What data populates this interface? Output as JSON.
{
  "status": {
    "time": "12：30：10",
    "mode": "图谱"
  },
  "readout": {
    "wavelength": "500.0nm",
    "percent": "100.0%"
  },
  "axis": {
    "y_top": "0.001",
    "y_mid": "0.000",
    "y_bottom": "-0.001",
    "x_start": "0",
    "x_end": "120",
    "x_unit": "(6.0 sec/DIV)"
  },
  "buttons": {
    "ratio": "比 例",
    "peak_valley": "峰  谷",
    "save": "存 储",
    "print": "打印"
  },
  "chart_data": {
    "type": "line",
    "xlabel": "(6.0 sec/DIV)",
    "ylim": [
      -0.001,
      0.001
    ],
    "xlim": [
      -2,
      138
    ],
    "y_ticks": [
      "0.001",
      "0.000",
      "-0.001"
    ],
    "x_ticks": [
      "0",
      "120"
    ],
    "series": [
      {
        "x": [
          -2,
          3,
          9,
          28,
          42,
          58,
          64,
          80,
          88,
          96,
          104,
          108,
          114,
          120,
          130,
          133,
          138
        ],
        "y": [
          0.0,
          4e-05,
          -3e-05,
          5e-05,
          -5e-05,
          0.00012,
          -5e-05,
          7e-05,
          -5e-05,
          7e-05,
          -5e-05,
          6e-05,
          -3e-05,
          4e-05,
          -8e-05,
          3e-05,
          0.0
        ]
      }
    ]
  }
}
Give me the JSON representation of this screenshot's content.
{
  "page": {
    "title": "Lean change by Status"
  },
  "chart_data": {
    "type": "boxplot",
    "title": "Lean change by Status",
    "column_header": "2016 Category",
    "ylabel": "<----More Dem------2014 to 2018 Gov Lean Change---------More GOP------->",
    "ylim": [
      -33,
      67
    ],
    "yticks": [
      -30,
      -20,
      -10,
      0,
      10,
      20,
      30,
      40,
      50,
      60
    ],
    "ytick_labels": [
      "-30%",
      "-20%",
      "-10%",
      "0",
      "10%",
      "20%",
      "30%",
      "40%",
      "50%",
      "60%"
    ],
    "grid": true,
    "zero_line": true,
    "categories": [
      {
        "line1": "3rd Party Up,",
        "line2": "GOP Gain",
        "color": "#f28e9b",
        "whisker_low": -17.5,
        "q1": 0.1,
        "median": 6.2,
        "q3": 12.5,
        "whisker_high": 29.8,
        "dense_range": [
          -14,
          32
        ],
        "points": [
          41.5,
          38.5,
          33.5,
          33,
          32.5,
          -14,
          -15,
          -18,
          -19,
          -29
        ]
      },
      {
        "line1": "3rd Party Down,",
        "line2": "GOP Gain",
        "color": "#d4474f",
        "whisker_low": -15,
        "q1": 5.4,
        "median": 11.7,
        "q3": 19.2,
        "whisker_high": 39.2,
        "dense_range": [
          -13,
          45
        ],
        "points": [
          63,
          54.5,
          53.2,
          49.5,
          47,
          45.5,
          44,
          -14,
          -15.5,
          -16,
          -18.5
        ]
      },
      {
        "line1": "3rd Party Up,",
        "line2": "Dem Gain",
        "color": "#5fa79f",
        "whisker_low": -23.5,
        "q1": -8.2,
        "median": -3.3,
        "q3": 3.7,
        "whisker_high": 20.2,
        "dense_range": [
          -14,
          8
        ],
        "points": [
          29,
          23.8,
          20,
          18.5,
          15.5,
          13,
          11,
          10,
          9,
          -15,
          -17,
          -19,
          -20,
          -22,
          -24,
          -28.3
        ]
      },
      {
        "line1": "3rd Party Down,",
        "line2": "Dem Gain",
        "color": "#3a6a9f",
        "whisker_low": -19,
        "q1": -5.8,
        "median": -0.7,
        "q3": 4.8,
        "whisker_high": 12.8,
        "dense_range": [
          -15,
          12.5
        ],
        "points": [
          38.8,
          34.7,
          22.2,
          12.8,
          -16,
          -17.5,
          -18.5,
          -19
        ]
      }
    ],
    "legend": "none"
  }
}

====================

▶ [Exercise directions] Copy every line above that includes the string "this".

▶ [Reply to the task]
What data populates this interface? Output as JSON.
Give me the JSON representation of this screenshot's content.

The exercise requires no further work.